▶ [Task details]:
Your task is to copy each line that has the word "cosec".

* BEGIN Data supplied *

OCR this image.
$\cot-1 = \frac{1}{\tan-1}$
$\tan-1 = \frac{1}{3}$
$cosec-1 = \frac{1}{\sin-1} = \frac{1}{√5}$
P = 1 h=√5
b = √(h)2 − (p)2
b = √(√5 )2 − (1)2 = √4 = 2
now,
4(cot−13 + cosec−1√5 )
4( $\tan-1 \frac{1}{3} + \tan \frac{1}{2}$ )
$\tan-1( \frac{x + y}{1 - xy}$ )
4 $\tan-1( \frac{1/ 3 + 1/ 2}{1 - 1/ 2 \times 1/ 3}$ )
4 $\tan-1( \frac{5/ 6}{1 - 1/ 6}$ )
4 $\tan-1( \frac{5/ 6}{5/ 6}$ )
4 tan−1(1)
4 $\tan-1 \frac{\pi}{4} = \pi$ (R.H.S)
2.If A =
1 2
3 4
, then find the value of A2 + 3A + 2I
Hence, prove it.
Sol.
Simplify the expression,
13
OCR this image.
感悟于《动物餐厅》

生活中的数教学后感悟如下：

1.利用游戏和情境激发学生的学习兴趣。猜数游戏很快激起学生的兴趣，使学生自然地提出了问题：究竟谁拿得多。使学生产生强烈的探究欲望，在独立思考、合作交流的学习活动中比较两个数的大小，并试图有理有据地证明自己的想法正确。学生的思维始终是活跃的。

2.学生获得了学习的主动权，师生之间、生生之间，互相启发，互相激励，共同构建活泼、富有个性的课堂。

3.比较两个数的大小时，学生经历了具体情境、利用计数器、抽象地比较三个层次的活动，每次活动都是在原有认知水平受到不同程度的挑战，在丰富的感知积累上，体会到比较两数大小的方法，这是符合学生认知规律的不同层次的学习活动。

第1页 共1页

* END Data supplied *

▶ [Correct result]:
$cosec-1 = \frac{1}{\sin-1} = \frac{1}{√5}$
4(cot−13 + cosec−1√5 )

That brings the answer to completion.